INSTRUCTION:
Identify all lines below that hold "ylabel" and collect them.

RECORDS SUPPLIED:
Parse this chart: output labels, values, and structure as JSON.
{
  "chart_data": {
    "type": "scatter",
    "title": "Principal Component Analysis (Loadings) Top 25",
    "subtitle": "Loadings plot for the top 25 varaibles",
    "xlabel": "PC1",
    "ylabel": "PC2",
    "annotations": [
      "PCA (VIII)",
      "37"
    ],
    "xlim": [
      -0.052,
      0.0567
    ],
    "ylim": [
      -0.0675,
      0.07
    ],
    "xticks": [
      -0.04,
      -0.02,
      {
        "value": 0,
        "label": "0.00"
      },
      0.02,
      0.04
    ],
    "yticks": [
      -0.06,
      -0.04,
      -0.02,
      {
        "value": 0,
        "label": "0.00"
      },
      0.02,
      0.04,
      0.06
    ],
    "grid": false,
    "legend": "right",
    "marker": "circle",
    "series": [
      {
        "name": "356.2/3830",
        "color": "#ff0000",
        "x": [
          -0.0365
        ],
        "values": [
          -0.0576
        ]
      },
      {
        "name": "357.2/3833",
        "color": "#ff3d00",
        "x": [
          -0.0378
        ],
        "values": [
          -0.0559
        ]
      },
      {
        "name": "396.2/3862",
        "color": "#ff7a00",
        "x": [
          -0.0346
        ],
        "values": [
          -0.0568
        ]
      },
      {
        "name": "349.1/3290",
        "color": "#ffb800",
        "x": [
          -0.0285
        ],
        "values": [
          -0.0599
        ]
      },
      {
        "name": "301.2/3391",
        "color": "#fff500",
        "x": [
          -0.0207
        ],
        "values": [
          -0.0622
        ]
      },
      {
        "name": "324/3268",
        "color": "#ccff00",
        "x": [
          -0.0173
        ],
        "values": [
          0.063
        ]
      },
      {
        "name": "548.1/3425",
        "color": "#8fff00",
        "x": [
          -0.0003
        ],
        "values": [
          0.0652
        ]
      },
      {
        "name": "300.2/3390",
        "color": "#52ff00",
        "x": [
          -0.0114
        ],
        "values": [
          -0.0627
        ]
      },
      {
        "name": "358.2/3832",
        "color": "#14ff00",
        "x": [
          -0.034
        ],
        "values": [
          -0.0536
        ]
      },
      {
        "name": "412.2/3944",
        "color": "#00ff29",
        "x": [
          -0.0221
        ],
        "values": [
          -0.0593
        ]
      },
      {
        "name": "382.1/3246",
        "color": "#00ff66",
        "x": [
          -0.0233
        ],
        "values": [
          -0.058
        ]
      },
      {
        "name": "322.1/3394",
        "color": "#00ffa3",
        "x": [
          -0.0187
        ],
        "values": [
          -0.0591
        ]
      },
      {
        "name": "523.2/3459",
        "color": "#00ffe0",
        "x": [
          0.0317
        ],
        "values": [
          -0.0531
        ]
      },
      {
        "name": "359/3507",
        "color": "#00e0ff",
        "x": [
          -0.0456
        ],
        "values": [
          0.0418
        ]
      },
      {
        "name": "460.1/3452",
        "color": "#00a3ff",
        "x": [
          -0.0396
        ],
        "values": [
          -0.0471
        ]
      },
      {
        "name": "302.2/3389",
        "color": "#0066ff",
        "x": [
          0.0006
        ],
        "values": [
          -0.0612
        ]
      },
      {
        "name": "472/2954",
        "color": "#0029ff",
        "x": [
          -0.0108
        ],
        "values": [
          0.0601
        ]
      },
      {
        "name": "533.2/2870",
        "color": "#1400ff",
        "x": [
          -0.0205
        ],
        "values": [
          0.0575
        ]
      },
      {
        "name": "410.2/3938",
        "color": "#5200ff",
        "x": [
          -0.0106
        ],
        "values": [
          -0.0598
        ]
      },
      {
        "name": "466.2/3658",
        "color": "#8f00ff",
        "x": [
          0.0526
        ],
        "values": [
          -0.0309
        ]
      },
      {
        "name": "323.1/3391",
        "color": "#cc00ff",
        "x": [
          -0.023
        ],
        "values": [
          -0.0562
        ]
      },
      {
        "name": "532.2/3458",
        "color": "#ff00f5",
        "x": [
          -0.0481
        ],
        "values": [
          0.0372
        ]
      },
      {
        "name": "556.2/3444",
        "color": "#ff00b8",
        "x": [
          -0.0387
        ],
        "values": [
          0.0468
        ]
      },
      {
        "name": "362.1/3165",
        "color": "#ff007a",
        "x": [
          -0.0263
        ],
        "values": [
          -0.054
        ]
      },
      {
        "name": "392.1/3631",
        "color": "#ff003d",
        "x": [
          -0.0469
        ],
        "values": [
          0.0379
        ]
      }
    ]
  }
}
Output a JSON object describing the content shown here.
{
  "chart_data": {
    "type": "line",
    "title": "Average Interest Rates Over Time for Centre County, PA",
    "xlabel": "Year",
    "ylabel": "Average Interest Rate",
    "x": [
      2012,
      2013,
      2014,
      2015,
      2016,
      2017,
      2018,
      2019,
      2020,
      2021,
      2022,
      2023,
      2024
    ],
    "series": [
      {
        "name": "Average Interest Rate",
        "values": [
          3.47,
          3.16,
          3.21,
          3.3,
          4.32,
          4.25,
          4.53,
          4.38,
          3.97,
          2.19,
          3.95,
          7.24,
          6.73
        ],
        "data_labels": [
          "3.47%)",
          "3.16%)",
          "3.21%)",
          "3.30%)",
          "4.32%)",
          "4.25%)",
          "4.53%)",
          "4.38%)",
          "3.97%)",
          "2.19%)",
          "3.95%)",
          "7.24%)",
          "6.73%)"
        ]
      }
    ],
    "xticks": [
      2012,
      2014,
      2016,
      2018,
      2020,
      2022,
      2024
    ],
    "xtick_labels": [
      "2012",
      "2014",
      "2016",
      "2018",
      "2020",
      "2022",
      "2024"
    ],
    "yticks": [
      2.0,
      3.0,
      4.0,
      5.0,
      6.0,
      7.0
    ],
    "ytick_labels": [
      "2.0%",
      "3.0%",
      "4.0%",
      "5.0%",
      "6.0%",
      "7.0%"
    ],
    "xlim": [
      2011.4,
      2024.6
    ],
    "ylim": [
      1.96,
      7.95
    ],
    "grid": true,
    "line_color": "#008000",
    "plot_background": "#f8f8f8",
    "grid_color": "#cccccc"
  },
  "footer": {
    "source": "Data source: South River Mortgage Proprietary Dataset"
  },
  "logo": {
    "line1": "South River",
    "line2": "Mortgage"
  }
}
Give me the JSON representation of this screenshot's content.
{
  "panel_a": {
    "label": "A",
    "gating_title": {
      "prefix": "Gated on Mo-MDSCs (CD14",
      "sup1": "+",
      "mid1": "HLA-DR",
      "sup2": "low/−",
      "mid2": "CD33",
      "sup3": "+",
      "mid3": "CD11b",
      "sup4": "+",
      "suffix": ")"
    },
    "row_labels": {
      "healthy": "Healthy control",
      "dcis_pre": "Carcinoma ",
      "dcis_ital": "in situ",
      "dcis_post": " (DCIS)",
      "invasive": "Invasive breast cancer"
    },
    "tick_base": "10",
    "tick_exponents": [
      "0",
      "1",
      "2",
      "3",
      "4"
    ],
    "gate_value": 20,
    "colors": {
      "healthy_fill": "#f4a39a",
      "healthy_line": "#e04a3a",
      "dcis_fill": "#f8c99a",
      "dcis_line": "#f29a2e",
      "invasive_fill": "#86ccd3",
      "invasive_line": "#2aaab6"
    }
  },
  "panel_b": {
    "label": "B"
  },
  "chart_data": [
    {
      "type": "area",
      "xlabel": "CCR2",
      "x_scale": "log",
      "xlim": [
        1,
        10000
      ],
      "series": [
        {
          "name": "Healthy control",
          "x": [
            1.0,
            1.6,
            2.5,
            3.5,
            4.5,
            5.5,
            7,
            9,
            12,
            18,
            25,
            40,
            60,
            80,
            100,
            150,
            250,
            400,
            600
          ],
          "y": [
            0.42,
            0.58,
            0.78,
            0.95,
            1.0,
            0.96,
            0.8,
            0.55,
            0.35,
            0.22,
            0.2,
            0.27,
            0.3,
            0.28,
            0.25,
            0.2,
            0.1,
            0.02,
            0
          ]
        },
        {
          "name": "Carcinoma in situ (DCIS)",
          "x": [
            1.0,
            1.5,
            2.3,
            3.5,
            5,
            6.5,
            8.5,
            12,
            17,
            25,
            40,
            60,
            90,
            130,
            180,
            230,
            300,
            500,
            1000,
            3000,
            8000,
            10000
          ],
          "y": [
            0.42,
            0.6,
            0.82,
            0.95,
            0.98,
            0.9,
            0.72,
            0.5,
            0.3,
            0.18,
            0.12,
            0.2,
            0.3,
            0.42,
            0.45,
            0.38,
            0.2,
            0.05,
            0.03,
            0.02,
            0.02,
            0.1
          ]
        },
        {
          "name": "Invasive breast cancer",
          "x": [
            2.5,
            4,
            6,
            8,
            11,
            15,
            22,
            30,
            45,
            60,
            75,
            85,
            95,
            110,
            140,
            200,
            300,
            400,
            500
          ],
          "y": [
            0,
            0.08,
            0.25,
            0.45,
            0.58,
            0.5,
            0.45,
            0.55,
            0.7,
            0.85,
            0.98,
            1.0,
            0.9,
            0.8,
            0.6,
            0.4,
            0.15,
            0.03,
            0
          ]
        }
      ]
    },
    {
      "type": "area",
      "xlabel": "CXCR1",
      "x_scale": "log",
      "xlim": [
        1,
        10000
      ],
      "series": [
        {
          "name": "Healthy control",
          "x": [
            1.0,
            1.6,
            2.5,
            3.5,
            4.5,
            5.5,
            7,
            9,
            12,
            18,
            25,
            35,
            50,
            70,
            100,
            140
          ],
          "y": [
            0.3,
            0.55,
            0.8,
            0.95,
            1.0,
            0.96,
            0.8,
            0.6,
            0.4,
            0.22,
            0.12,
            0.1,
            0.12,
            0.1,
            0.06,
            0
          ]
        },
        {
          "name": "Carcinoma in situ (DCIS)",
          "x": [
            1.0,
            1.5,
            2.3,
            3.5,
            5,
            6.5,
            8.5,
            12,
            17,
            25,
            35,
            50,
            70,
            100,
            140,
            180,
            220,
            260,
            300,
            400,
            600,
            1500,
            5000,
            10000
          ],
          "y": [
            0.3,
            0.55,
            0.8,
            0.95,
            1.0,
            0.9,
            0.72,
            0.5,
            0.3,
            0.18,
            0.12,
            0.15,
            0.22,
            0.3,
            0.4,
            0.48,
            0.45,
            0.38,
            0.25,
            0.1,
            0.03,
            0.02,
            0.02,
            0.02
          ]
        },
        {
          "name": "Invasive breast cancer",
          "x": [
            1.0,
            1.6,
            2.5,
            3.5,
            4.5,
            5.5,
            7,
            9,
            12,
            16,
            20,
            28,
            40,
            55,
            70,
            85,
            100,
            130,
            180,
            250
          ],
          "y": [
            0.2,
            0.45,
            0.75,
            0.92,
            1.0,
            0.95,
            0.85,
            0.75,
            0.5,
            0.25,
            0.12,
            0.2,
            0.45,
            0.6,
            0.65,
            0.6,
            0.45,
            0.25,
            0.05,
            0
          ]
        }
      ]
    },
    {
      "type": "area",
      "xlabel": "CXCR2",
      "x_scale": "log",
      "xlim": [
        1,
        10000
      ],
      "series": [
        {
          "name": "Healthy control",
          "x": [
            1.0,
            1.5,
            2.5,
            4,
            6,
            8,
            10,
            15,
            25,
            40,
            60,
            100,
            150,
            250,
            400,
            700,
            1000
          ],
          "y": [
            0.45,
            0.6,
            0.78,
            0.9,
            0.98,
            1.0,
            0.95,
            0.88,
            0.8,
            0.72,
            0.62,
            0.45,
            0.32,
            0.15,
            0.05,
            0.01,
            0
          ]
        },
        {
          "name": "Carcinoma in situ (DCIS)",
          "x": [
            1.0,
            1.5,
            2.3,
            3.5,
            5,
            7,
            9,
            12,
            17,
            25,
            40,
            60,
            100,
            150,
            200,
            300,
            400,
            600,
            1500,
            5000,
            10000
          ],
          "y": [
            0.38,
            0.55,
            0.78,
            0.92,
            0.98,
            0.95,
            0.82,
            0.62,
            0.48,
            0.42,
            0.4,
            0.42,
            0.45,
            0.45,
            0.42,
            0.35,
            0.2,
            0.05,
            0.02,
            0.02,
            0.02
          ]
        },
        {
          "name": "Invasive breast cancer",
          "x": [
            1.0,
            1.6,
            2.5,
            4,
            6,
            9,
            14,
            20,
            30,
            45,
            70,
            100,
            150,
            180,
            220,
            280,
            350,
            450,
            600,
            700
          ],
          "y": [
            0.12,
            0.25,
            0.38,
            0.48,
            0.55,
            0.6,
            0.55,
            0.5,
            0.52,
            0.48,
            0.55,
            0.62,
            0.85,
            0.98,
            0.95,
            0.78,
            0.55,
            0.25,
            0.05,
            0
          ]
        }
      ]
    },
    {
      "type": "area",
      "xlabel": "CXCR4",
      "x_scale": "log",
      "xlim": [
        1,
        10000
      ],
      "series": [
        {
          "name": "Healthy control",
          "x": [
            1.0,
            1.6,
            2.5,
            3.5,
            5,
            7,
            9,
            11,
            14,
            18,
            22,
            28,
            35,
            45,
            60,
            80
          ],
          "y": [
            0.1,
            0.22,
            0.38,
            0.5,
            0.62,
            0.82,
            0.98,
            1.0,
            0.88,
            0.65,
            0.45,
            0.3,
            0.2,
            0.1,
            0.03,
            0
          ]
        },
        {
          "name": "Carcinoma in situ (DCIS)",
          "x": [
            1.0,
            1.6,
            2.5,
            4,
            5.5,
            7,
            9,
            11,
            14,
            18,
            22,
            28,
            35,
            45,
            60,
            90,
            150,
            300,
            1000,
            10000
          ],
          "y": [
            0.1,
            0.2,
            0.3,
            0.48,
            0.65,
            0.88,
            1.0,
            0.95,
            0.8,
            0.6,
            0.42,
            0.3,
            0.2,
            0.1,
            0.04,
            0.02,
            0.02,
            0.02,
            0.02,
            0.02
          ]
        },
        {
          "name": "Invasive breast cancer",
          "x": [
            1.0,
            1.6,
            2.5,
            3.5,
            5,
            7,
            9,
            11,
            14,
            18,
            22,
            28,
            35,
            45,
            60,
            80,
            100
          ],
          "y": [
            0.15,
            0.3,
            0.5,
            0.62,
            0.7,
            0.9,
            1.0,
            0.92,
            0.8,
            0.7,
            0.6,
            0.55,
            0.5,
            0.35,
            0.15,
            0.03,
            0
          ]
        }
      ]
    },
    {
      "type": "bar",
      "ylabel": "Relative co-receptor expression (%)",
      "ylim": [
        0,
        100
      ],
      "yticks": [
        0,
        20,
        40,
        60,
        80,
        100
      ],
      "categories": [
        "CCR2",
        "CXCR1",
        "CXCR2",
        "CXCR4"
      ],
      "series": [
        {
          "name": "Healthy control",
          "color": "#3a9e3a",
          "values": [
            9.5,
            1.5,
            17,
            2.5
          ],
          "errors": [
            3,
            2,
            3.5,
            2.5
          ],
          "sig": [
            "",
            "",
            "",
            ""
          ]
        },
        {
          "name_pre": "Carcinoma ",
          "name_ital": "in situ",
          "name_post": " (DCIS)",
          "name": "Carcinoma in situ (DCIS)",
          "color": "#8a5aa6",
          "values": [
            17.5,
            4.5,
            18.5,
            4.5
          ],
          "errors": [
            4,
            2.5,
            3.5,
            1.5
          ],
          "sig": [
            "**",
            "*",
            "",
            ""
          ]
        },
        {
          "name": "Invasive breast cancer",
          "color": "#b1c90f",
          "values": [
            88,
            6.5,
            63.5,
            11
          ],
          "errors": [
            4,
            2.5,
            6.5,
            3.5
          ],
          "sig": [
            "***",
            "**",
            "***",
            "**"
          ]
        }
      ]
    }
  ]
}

RESULT OF THE TASK:
    "ylabel": "PC2",
    "ylabel": "Average Interest Rate",
      "ylabel": "Relative co-receptor expression (%)",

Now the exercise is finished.